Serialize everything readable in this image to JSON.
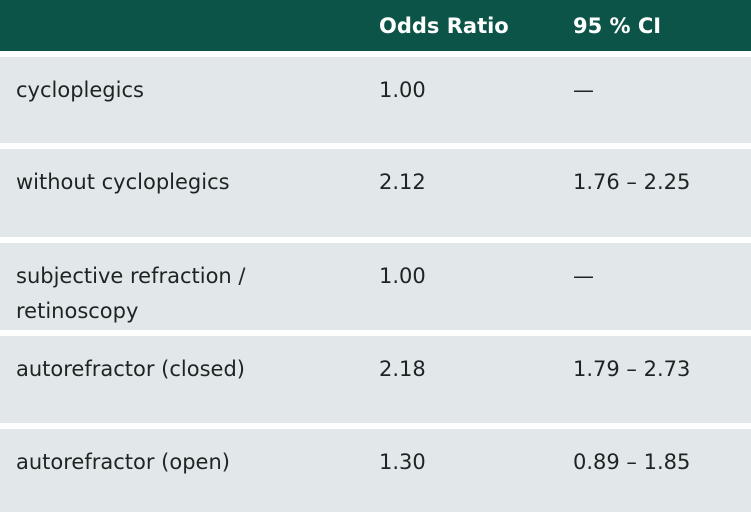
{
  "header": {
    "col1": "",
    "col2": "Odds Ratio",
    "col3": "95 % CI"
  },
  "rows": [
    {
      "label": "cycloplegics",
      "or": "1.00",
      "ci": "—"
    },
    {
      "label": "without cycloplegics",
      "or": "2.12",
      "ci": "1.76 – 2.25"
    },
    {
      "label": "subjective refraction / retinoscopy",
      "or": "1.00",
      "ci": "—"
    },
    {
      "label": "autorefractor (closed)",
      "or": "2.18",
      "ci": "1.79 – 2.73"
    },
    {
      "label": "autorefractor (open)",
      "or": "1.30",
      "ci": "0.89 – 1.85"
    }
  ],
  "colors": {
    "header_bg": "#0b5447",
    "row_bg": "#e2e8e9"
  }
}
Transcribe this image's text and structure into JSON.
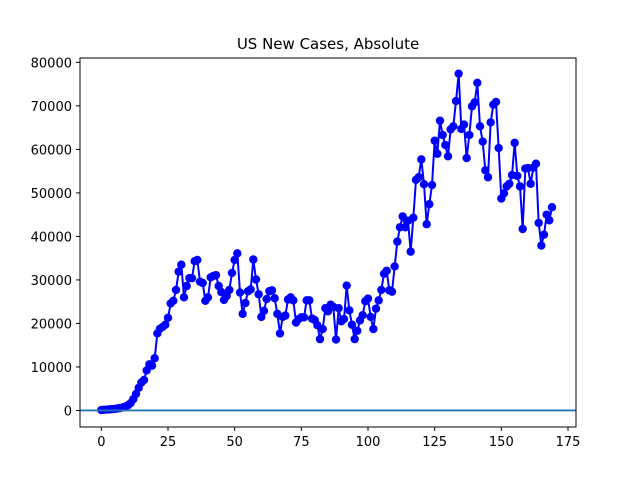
{
  "chart_data": {
    "type": "line",
    "title": "US New Cases, Absolute",
    "xlabel": "",
    "ylabel": "",
    "xlim": [
      -8,
      178
    ],
    "ylim": [
      -3800,
      81000
    ],
    "xticks": [
      0,
      25,
      50,
      75,
      100,
      125,
      150,
      175
    ],
    "yticks": [
      0,
      10000,
      20000,
      30000,
      40000,
      50000,
      60000,
      70000,
      80000
    ],
    "grid": false,
    "legend": "none",
    "series": [
      {
        "color": "#0000ff",
        "marker": "circle",
        "x": [
          0,
          1,
          2,
          3,
          4,
          5,
          6,
          7,
          8,
          9,
          10,
          11,
          12,
          13,
          14,
          15,
          16,
          17,
          18,
          19,
          20,
          21,
          22,
          23,
          24,
          25,
          26,
          27,
          28,
          29,
          30,
          31,
          32,
          33,
          34,
          35,
          36,
          37,
          38,
          39,
          40,
          41,
          42,
          43,
          44,
          45,
          46,
          47,
          48,
          49,
          50,
          51,
          52,
          53,
          54,
          55,
          56,
          57,
          58,
          59,
          60,
          61,
          62,
          63,
          64,
          65,
          66,
          67,
          68,
          69,
          70,
          71,
          72,
          73,
          74,
          75,
          76,
          77,
          78,
          79,
          80,
          81,
          82,
          83,
          84,
          85,
          86,
          87,
          88,
          89,
          90,
          91,
          92,
          93,
          94,
          95,
          96,
          97,
          98,
          99,
          100,
          101,
          102,
          103,
          104,
          105,
          106,
          107,
          108,
          109,
          110,
          111,
          112,
          113,
          114,
          115,
          116,
          117,
          118,
          119,
          120,
          121,
          122,
          123,
          124,
          125,
          126,
          127,
          128,
          129,
          130,
          131,
          132,
          133,
          134,
          135,
          136,
          137,
          138,
          139,
          140,
          141,
          142,
          143,
          144,
          145,
          146,
          147,
          148,
          149,
          150,
          151,
          152,
          153,
          154,
          155,
          156,
          157,
          158,
          159,
          160,
          161,
          162,
          163,
          164,
          165,
          166,
          167,
          168,
          169
        ],
        "y": [
          100,
          150,
          200,
          250,
          300,
          350,
          450,
          550,
          700,
          900,
          1200,
          1700,
          2600,
          3800,
          5200,
          6400,
          7000,
          9200,
          10600,
          10300,
          12000,
          17700,
          18800,
          19200,
          19700,
          21300,
          24600,
          25200,
          27700,
          31900,
          33500,
          26000,
          28600,
          30400,
          30400,
          34300,
          34600,
          29600,
          29300,
          25200,
          26000,
          30600,
          30900,
          31100,
          28600,
          27200,
          25400,
          26300,
          27700,
          31600,
          34600,
          36100,
          27100,
          22200,
          24700,
          27400,
          27800,
          34700,
          30100,
          26700,
          21500,
          22900,
          25600,
          27400,
          27600,
          25800,
          22200,
          17700,
          21500,
          21800,
          25500,
          26000,
          25300,
          20200,
          21000,
          21400,
          21400,
          25300,
          25300,
          21100,
          20800,
          19600,
          16400,
          18700,
          23500,
          22800,
          24300,
          23800,
          16300,
          23500,
          20500,
          21000,
          28700,
          23000,
          19700,
          16400,
          18300,
          20700,
          21900,
          25100,
          25700,
          21500,
          18700,
          23400,
          25300,
          27700,
          31400,
          32100,
          27600,
          27300,
          33100,
          38800,
          42100,
          44600,
          42100,
          43600,
          36500,
          44300,
          53000,
          53600,
          57700,
          52000,
          42800,
          47400,
          51800,
          62000,
          59000,
          66600,
          63300,
          61000,
          58400,
          64600,
          65300,
          71100,
          77400,
          64700,
          65700,
          58000,
          63300,
          69900,
          70800,
          75300,
          65300,
          61800,
          55200,
          53600,
          66200,
          70300,
          70900,
          60300,
          48700,
          49900,
          51500,
          52100,
          54100,
          61500,
          53900,
          51500,
          41700,
          55600,
          55700,
          52100,
          55800,
          56700,
          43100,
          37900,
          40400,
          45000,
          43700,
          46700
        ]
      },
      {
        "color": "#1f77b4",
        "marker": "none",
        "x": [
          -8,
          178
        ],
        "y": [
          0,
          0
        ]
      }
    ]
  }
}
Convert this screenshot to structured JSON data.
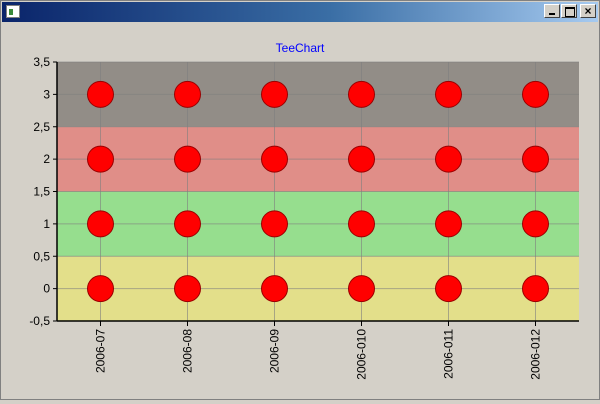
{
  "window": {
    "title": "",
    "buttons": {
      "minimize_icon": "minimize-icon",
      "maximize_icon": "maximize-icon",
      "close_icon": "close-icon"
    }
  },
  "chart_data": {
    "type": "scatter",
    "title": "TeeChart",
    "xlabel": "",
    "ylabel": "",
    "categories": [
      "2006-07",
      "2006-08",
      "2006-09",
      "2006-010",
      "2006-011",
      "2006-012"
    ],
    "ylim": [
      -0.5,
      3.5
    ],
    "y_ticks": [
      -0.5,
      0,
      0.5,
      1,
      1.5,
      2,
      2.5,
      3,
      3.5
    ],
    "y_tick_labels": [
      "-0,5",
      "0",
      "0,5",
      "1",
      "1,5",
      "2",
      "2,5",
      "3",
      "3,5"
    ],
    "grid": true,
    "series": [
      {
        "values": [
          0,
          0,
          0,
          0,
          0,
          0
        ]
      },
      {
        "values": [
          1,
          1,
          1,
          1,
          1,
          1
        ]
      },
      {
        "values": [
          2,
          2,
          2,
          2,
          2,
          2
        ]
      },
      {
        "values": [
          3,
          3,
          3,
          3,
          3,
          3
        ]
      }
    ],
    "bands": [
      {
        "from": -0.5,
        "to": 0.5,
        "color": "#e3df8a"
      },
      {
        "from": 0.5,
        "to": 1.5,
        "color": "#96de8e"
      },
      {
        "from": 1.5,
        "to": 2.5,
        "color": "#e08e88"
      },
      {
        "from": 2.5,
        "to": 3.5,
        "color": "#928d87"
      }
    ],
    "colors": {
      "point_fill": "#ff0000",
      "point_stroke": "#9a0000",
      "title": "#0000ff",
      "grid": "#7f7f7f",
      "axis": "#000000"
    }
  }
}
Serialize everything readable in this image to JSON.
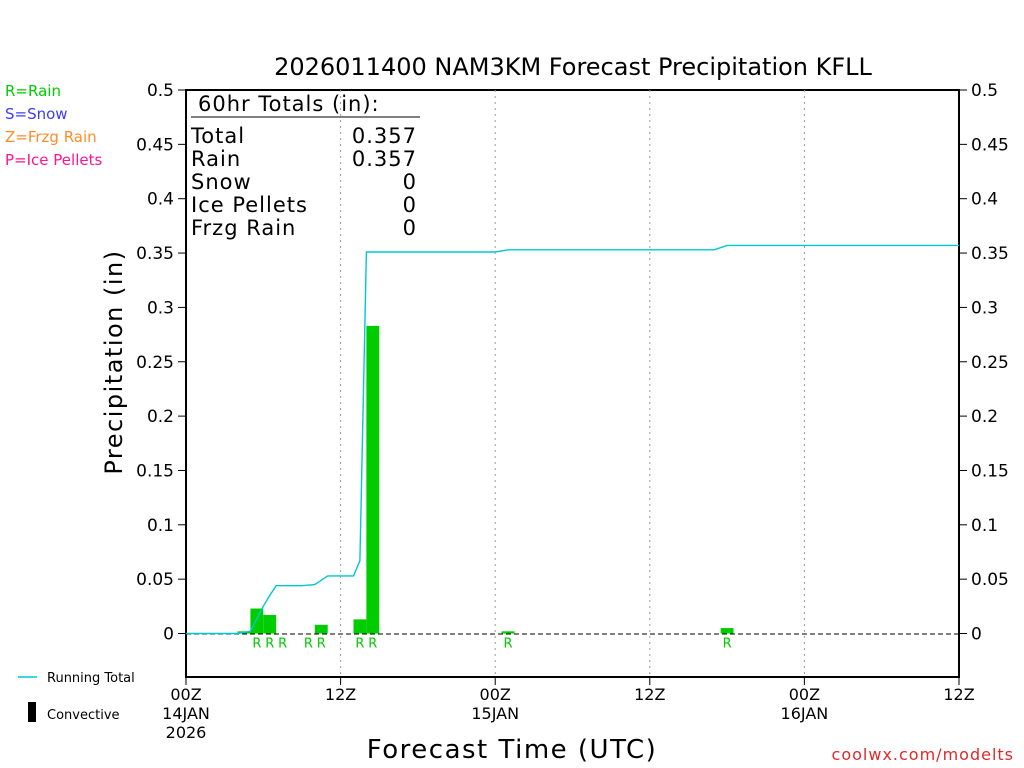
{
  "chart_data": {
    "type": "bar",
    "title": "2026011400 NAM3KM Forecast Precipitation KFLL",
    "xlabel": "Forecast Time (UTC)",
    "ylabel": "Precipitation (in)",
    "ylim": [
      -0.04,
      0.5
    ],
    "y_ticks": [
      "0.5",
      "0.45",
      "0.4",
      "0.35",
      "0.3",
      "0.25",
      "0.2",
      "0.15",
      "0.1",
      "0.05",
      "0"
    ],
    "x_unit": "forecast hour",
    "xlim": [
      0,
      60
    ],
    "x_ticks": [
      {
        "hour": 0,
        "line1": "00Z",
        "line2": "14JAN",
        "line3": "2026"
      },
      {
        "hour": 12,
        "line1": "12Z",
        "line2": "",
        "line3": ""
      },
      {
        "hour": 24,
        "line1": "00Z",
        "line2": "15JAN",
        "line3": ""
      },
      {
        "hour": 36,
        "line1": "12Z",
        "line2": "",
        "line3": ""
      },
      {
        "hour": 48,
        "line1": "00Z",
        "line2": "16JAN",
        "line3": ""
      },
      {
        "hour": 60,
        "line1": "12Z",
        "line2": "",
        "line3": ""
      }
    ],
    "grid": "dotted vertical lines",
    "precip_type_legend": [
      {
        "label": "R=Rain",
        "color": "#00cc00"
      },
      {
        "label": "S=Snow",
        "color": "#3c3cff"
      },
      {
        "label": "Z=Frzg Rain",
        "color": "#ff8c28"
      },
      {
        "label": "P=Ice Pellets",
        "color": "#ff1493"
      }
    ],
    "series_legend": [
      {
        "label": "Running Total",
        "color": "#00c8d2"
      },
      {
        "label": "Convective",
        "color": "#000000"
      }
    ],
    "bars": {
      "color": "#00cc00",
      "points": [
        {
          "hour": 4.5,
          "value": 0.002,
          "marker": ""
        },
        {
          "hour": 5.5,
          "value": 0.023,
          "marker": "R"
        },
        {
          "hour": 6.5,
          "value": 0.017,
          "marker": "R"
        },
        {
          "hour": 7.5,
          "value": 0.0,
          "marker": "R"
        },
        {
          "hour": 9.5,
          "value": 0.0,
          "marker": "R"
        },
        {
          "hour": 10.5,
          "value": 0.008,
          "marker": "R"
        },
        {
          "hour": 13.5,
          "value": 0.013,
          "marker": "R"
        },
        {
          "hour": 14.5,
          "value": 0.283,
          "marker": "R"
        },
        {
          "hour": 25,
          "value": 0.002,
          "marker": "R"
        },
        {
          "hour": 42,
          "value": 0.005,
          "marker": "R"
        }
      ]
    },
    "running_total": {
      "color": "#00c8d2",
      "x": [
        0,
        3,
        4,
        5,
        6,
        6.5,
        7,
        8,
        9,
        10,
        11,
        12,
        13,
        13.5,
        14,
        15,
        24,
        25,
        40,
        41,
        42,
        60
      ],
      "y": [
        0,
        0,
        0,
        0.002,
        0.025,
        0.035,
        0.044,
        0.044,
        0.044,
        0.045,
        0.053,
        0.053,
        0.053,
        0.067,
        0.351,
        0.351,
        0.351,
        0.353,
        0.353,
        0.353,
        0.357,
        0.357
      ]
    },
    "totals_box": {
      "heading": "60hr Totals (in):",
      "rows": [
        {
          "label": "Total",
          "value": "0.357"
        },
        {
          "label": "Rain",
          "value": "0.357"
        },
        {
          "label": "Snow",
          "value": "0"
        },
        {
          "label": "Ice Pellets",
          "value": "0"
        },
        {
          "label": "Frzg Rain",
          "value": "0"
        }
      ]
    },
    "credit": "coolwx.com/modelts"
  }
}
__________
§ Description of the task:
Show all lines in the entries above where the string "icon" appears.

§ Answer for this exercise:
      "minimize_icon": "minimize-icon",
      "maximize_icon": "maximize-icon",
      "close_icon": "close-icon"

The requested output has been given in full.